▸ BRIEF
Pull out every line in the data that has the string "title" in it.

▸ RECORDED INFORMATION
◆ ◆ ◆ ◆

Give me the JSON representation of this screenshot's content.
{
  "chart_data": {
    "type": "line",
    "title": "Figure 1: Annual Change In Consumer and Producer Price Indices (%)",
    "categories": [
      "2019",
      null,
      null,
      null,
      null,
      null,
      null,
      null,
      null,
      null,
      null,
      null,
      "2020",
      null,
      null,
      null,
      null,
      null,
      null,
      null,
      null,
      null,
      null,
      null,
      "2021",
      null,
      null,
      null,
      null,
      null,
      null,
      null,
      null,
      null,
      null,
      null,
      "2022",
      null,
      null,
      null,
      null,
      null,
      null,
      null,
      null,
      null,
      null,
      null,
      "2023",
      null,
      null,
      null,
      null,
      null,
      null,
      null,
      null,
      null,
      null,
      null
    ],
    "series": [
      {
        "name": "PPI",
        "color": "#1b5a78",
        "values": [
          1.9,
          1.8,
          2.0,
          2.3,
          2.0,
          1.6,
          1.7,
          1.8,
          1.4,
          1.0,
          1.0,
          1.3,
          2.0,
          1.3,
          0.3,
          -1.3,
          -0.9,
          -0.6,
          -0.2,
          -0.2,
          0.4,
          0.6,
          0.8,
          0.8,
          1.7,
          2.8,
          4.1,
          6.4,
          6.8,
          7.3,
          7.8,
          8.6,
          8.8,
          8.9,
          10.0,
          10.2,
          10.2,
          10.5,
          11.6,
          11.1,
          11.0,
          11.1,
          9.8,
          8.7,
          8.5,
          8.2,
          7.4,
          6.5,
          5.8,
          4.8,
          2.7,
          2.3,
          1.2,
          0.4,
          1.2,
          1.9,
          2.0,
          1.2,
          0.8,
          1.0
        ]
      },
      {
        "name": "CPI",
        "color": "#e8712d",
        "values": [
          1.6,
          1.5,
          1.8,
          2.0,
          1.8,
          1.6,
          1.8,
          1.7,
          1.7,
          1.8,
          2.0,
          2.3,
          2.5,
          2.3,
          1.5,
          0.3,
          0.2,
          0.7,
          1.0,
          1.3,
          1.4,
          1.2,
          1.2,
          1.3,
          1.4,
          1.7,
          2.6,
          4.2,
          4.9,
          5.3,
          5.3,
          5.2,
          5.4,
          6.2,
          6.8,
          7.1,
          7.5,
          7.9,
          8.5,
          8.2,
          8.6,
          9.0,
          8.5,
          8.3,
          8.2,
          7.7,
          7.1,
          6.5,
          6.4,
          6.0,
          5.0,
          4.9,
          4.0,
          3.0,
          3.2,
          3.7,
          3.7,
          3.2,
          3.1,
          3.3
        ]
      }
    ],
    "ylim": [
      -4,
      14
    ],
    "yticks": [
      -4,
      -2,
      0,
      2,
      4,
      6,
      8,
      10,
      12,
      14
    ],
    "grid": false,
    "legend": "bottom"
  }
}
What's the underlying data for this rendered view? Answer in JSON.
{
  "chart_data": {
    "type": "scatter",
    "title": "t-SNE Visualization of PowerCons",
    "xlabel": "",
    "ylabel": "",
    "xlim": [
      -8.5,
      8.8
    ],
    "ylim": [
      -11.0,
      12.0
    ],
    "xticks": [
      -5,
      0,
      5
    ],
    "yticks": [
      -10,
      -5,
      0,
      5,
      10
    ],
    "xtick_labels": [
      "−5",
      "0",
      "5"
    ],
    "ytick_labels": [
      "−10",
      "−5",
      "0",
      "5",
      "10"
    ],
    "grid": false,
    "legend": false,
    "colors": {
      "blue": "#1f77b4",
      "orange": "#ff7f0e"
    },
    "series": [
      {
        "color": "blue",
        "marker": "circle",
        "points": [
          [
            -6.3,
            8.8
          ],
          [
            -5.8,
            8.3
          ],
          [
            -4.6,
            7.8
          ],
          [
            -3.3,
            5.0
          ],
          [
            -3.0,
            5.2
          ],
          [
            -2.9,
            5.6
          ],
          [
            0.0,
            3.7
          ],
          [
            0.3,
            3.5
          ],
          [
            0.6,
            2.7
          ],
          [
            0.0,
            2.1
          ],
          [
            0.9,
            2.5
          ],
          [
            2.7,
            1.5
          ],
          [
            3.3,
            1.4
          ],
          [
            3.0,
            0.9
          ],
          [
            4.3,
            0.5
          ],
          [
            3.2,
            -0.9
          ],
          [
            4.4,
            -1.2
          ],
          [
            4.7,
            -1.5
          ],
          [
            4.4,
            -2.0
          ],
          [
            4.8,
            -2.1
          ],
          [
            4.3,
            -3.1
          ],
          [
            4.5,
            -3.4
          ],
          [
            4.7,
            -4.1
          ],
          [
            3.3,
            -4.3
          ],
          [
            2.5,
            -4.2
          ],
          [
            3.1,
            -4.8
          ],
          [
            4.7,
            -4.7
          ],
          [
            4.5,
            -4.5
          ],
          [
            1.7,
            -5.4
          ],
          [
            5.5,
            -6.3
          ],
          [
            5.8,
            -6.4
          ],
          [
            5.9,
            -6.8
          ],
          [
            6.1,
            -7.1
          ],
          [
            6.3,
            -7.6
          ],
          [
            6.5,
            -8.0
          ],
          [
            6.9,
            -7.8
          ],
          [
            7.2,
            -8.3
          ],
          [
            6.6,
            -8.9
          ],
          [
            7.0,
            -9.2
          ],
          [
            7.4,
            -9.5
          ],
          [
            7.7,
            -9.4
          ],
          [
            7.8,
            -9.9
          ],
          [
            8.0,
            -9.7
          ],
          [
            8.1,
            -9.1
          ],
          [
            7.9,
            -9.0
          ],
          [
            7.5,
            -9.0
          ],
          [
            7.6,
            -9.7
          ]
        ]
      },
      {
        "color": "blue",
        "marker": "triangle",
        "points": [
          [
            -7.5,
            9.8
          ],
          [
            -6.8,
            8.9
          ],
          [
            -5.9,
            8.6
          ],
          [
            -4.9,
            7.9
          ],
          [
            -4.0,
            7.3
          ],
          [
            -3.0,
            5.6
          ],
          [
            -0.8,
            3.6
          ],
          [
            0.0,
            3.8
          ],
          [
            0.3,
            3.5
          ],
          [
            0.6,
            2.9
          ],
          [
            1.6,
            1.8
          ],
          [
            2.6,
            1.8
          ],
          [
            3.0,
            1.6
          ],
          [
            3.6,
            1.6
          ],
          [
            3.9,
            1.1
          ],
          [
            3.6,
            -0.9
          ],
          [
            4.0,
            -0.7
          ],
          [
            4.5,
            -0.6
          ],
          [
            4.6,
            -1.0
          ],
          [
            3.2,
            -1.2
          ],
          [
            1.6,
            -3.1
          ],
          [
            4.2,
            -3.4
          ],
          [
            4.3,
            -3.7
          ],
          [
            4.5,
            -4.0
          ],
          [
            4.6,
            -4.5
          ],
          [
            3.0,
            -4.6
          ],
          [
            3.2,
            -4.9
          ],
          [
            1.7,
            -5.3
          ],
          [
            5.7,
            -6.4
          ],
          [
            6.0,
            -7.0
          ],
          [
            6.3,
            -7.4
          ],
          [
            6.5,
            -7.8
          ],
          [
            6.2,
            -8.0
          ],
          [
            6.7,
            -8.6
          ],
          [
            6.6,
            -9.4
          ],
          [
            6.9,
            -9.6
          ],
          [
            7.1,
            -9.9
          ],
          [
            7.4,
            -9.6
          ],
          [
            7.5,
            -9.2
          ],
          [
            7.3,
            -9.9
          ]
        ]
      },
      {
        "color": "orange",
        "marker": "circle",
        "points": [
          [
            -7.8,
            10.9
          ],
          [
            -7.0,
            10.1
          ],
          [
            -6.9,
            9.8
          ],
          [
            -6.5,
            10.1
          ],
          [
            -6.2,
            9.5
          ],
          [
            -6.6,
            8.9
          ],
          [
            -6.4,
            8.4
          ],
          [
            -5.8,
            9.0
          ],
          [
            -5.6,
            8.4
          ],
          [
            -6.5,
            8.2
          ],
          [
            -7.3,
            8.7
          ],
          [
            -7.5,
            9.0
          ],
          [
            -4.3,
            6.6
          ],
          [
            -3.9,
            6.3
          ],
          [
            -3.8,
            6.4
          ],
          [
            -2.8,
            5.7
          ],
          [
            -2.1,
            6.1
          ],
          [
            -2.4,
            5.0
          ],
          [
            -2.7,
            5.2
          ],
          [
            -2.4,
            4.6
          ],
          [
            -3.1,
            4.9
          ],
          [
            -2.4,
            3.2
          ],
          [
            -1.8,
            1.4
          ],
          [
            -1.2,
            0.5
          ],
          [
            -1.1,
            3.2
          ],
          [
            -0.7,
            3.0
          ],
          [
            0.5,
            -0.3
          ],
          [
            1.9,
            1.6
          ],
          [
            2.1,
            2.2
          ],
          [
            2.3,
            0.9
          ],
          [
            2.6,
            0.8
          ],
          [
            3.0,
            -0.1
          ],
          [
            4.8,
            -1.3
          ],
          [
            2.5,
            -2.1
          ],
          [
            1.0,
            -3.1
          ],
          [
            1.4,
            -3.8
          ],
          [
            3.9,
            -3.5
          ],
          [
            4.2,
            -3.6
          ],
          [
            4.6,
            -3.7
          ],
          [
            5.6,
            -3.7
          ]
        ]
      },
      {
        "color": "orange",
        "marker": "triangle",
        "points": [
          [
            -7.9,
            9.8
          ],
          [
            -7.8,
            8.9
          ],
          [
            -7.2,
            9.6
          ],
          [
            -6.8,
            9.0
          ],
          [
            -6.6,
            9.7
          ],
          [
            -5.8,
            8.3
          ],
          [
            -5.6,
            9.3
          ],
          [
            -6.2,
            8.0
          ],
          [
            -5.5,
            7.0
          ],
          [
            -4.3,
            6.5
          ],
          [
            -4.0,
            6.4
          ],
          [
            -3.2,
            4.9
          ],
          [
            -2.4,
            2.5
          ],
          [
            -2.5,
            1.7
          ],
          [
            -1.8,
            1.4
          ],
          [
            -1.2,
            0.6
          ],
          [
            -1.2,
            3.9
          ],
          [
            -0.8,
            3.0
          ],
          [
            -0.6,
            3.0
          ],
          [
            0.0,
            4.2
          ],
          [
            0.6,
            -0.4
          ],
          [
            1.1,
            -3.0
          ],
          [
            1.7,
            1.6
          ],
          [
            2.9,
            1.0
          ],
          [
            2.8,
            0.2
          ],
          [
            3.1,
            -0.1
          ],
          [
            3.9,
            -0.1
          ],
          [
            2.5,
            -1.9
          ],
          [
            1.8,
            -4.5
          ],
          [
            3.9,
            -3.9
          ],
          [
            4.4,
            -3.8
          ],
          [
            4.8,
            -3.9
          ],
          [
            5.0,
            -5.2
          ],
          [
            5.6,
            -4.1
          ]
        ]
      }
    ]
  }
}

◆ ◆ ◆ ◆

▸ WRITTEN SOLUTION
    "title": "Figure 1: Annual Change In Consumer and Producer Price Indices (%)",
    "title": "t-SNE Visualization of PowerCons",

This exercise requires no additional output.